Since the Flint, Michigan, water crisis, public attention to the health effects of lead (Pb) and copper (Cu) in drinking water has increased. Unlike large water systems, small and medium-sized water systems are not required to provide corrosion control treatment under the U.S. EPA's Lead and Copper Rule (LCR). About 93% of Iowa’s public water systems are either small or very small water systems. Corrosion control treatment is only required in these smaller systems if the action levels for Pb and Cu are exceeded. The lack of continuous corrosion control treatment endangers the public health of consumers in these communities. Several water quality parameters, such as high chloride levels, low pH levels, high nitrate in pipes, household piping materials, type of water source, and treatment methods, are suspected to contribute to elevated concentrations of Pb and Cu. To explore potential causes of elevated concentrations of Pb and Cu, we are analyzing available Pb and Cu data for small community water systems in Iowa. Our goal is to provide a publicly accessible database as well as evaluate potential causes of elevated concentrations of Pb and Cu in Iowa drinking water. We hope the analysis will help inform and educate communities on how to keep their drinking water safe.

The researchers are currenlty implementing the EPA method for measuring Pb/Cu and have collected public data available on Pb/Cu in Iowa drinking water systems. A database on Pb/Cu levels has been developed and can generate maps of Pb/Cu (and arsenic) exceedances in the state of Iowa. During fall 2018, the researchers will be sampling water systems in selected 20 communities.

_ _ _ _ _

- _STATED GOAL A_: Write out the listing from its first line up to and including the line with "heatmap-cell: 78.6 [1496,174,1572,209]".
The listing that follows has no connection to the passage on lead and copper in Iowa drinking water.

- _AVAILABLE RECORDS_:
_ _ _ _ _

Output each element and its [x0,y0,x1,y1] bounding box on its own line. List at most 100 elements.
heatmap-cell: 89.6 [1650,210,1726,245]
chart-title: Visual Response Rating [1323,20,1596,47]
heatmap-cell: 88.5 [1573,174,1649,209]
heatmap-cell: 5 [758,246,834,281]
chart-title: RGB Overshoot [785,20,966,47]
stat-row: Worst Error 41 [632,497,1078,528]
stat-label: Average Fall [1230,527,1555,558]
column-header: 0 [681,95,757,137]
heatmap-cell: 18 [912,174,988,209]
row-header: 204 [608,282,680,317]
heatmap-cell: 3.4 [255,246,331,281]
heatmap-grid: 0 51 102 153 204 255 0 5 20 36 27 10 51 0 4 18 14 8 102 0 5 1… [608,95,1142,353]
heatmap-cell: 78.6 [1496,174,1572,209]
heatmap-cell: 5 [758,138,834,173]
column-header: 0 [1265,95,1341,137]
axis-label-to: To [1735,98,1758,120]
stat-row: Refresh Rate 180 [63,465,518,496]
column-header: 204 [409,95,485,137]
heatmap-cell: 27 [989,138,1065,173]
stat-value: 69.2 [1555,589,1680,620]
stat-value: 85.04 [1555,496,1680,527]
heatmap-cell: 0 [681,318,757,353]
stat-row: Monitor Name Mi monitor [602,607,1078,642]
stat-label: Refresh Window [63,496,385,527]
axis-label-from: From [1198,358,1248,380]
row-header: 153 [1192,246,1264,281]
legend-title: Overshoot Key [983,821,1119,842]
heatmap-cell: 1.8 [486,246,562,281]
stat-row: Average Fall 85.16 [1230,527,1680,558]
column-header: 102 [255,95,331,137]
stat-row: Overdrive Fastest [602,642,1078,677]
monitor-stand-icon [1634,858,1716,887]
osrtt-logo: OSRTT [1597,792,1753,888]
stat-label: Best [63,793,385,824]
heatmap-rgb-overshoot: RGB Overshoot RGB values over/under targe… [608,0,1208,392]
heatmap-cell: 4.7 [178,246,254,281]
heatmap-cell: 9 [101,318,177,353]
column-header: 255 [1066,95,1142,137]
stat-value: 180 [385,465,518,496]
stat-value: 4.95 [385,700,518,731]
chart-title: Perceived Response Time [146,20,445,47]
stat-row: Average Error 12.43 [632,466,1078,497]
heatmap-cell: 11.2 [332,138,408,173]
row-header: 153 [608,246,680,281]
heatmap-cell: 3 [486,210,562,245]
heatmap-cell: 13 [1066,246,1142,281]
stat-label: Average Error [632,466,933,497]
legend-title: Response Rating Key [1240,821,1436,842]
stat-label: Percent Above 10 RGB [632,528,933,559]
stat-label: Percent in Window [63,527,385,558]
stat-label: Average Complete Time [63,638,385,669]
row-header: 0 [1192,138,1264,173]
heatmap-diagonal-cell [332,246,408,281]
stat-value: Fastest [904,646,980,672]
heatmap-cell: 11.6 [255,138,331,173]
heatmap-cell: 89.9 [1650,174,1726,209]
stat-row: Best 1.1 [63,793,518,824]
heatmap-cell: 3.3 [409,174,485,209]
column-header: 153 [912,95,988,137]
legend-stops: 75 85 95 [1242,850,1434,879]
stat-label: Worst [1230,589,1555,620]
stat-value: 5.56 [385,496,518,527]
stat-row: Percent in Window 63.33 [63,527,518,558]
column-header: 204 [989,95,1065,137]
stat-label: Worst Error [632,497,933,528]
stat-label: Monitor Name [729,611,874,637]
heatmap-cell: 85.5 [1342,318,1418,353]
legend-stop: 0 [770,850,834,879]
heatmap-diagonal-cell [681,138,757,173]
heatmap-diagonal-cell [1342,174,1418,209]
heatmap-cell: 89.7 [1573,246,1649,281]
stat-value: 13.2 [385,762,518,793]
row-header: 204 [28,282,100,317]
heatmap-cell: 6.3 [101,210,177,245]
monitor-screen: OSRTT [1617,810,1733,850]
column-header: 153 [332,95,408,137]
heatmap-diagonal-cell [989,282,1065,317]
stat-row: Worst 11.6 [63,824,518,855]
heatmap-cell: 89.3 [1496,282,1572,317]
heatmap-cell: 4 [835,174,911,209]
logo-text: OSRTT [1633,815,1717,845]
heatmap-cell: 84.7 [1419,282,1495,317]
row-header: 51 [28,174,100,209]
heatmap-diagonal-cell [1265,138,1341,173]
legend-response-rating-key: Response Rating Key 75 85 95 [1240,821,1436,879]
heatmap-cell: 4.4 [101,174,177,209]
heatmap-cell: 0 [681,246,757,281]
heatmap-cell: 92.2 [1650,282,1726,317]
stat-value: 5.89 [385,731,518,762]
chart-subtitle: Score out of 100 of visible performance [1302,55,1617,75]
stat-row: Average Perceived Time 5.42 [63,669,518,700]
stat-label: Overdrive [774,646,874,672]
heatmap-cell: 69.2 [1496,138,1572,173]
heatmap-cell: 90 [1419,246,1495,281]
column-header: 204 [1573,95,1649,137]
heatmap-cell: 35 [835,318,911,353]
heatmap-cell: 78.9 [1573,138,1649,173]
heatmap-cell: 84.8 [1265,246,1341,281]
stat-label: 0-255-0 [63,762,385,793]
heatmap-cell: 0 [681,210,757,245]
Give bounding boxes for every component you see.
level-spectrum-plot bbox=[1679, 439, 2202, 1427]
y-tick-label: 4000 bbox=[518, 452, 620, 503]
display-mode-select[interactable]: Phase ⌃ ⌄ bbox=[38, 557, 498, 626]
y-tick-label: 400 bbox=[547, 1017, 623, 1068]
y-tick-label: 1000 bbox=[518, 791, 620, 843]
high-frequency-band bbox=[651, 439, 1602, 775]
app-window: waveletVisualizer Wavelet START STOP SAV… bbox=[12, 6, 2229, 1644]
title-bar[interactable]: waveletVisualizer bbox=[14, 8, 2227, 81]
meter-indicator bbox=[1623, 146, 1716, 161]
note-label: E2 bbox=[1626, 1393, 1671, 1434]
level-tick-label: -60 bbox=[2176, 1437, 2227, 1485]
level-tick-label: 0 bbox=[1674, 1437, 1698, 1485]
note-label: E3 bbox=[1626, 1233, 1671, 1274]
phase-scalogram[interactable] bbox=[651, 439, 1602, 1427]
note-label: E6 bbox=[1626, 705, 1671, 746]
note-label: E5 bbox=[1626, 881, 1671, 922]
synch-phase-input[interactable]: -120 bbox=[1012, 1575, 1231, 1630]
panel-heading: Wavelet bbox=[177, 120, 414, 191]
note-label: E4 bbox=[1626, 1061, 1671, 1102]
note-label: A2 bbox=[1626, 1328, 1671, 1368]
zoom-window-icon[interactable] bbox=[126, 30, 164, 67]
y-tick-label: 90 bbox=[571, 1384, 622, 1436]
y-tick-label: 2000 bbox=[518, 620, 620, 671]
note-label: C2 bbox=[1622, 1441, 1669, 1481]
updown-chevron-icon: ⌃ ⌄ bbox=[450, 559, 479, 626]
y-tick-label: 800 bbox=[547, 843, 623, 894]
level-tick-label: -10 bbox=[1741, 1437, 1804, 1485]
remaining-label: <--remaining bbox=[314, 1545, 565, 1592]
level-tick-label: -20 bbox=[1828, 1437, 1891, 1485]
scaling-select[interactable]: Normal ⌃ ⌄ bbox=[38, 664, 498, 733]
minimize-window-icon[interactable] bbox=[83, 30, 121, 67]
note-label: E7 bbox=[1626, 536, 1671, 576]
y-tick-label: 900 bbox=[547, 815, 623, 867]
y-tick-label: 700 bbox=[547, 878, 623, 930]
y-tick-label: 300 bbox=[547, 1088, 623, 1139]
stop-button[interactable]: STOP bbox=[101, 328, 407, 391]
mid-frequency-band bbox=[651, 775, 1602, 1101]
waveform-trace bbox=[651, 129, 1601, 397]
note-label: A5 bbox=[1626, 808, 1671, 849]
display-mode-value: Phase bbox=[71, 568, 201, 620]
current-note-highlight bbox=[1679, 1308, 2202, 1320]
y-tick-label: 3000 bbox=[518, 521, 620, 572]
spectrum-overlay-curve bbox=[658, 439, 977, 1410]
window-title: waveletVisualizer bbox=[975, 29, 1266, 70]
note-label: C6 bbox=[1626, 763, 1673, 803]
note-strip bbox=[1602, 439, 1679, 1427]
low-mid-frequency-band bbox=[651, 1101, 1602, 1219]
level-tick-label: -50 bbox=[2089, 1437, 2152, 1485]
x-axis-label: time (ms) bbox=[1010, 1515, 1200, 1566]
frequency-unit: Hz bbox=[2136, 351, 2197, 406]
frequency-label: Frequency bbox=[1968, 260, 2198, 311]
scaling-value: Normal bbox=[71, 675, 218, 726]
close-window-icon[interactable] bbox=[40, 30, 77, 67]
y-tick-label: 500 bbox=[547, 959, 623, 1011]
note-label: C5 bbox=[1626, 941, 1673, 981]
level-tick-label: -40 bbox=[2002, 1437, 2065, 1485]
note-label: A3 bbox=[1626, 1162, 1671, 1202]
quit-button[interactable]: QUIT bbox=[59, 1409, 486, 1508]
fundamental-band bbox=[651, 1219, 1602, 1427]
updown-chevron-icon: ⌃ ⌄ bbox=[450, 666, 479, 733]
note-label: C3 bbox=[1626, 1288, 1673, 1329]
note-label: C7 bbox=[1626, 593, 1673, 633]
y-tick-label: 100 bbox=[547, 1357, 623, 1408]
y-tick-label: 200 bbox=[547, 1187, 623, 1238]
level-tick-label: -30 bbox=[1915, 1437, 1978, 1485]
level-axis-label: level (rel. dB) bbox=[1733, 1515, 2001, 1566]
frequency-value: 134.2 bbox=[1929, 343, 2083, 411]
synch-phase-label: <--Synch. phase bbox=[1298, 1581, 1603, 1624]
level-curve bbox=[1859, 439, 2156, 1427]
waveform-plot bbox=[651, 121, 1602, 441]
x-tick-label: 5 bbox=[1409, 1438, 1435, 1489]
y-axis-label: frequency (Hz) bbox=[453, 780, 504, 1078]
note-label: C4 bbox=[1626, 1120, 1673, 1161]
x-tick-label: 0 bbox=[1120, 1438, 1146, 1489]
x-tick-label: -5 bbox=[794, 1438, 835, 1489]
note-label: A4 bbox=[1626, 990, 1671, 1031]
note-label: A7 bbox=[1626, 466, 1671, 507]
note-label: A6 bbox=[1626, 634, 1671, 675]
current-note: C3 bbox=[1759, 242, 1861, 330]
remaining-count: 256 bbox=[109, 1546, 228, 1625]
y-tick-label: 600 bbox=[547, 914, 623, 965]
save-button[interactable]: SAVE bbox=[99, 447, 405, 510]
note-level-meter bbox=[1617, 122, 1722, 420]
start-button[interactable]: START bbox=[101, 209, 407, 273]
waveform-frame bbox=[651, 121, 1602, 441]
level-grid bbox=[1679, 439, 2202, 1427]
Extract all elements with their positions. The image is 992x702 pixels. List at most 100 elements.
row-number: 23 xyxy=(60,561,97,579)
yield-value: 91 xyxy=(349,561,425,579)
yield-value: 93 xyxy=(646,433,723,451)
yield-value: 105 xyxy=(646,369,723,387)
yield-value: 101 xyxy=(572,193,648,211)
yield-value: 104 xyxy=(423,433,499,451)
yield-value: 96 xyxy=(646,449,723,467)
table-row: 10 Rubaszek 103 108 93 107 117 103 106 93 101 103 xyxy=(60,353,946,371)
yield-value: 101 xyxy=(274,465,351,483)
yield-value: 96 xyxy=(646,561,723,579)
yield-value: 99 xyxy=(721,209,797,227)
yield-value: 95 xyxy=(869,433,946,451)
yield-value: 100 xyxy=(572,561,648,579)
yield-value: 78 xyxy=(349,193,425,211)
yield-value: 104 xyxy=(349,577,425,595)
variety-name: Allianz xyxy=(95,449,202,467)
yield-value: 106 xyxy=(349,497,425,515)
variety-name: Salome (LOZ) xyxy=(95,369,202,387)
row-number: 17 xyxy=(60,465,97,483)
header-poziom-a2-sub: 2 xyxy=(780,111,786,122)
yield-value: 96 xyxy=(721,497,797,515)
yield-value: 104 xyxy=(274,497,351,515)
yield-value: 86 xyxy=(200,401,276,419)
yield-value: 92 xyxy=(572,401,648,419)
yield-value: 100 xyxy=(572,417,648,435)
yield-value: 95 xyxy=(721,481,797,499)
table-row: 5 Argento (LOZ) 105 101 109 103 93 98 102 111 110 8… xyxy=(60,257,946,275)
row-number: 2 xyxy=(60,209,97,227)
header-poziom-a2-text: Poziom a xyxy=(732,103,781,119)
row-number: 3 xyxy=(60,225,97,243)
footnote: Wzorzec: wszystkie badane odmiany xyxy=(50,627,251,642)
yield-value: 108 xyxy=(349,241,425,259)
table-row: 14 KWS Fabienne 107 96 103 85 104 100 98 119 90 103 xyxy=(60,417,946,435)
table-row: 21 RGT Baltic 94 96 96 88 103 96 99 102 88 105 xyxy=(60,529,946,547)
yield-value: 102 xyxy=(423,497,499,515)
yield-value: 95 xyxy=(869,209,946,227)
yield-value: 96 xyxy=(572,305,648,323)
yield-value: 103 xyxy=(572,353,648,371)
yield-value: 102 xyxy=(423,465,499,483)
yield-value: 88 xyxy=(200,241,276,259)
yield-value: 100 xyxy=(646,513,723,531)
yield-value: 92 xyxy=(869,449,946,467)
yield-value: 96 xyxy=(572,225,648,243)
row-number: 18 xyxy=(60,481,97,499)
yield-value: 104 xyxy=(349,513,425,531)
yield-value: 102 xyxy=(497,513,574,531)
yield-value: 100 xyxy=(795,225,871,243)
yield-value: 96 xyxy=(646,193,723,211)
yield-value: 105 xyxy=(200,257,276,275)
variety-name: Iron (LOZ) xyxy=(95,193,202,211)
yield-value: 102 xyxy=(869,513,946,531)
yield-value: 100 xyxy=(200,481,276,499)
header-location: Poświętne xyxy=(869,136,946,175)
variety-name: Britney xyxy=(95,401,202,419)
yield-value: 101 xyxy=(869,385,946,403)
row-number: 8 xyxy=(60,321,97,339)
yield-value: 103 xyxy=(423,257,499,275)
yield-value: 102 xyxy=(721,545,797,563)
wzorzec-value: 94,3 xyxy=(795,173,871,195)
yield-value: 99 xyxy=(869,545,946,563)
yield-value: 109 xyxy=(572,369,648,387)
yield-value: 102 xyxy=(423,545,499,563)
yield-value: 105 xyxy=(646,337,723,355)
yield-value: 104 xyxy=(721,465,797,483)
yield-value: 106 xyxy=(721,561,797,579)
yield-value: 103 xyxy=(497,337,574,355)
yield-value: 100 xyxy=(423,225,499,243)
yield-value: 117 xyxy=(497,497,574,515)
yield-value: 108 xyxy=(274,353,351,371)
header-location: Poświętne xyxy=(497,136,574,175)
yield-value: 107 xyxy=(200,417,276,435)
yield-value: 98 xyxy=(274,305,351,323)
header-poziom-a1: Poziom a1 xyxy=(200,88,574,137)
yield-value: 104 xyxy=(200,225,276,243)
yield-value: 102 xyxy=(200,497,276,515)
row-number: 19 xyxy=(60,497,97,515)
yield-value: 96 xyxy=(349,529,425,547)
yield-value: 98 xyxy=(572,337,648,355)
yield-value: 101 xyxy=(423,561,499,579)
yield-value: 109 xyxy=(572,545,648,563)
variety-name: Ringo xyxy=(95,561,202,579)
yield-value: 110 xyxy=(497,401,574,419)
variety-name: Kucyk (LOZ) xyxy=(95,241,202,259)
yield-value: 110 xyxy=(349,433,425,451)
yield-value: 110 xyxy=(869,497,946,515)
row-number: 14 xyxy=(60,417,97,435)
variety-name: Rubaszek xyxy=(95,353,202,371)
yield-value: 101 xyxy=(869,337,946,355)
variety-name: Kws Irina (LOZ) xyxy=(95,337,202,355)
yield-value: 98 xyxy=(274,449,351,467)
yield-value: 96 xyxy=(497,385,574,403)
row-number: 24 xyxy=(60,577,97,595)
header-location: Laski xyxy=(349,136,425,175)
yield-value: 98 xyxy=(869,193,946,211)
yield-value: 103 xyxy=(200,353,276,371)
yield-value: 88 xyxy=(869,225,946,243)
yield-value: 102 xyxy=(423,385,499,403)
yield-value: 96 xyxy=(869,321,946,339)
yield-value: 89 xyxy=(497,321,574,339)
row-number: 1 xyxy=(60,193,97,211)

_ _ _ _ _

- _STATED GOAL B_: In the passage on lead and copper in Iowa drinking water, what share of Iowa's public water systems are small or very small?

- _EXERCISE ANSWER A_:
Output each element and its [x0,y0,x1,y1] bounding box on its own line. List at most 100 elements.
heatmap-cell: 89.6 [1650,210,1726,245]
chart-title: Visual Response Rating [1323,20,1596,47]
heatmap-cell: 88.5 [1573,174,1649,209]
heatmap-cell: 5 [758,246,834,281]
chart-title: RGB Overshoot [785,20,966,47]
stat-row: Worst Error 41 [632,497,1078,528]
stat-label: Average Fall [1230,527,1555,558]
column-header: 0 [681,95,757,137]
heatmap-cell: 18 [912,174,988,209]
row-header: 204 [608,282,680,317]
heatmap-cell: 3.4 [255,246,331,281]
heatmap-grid: 0 51 102 153 204 255 0 5 20 36 27 10 51 0 4 18 14 8 102 0 5 1… [608,95,1142,353]
heatmap-cell: 78.6 [1496,174,1572,209]

- _EXERCISE ANSWER B_: About 93%.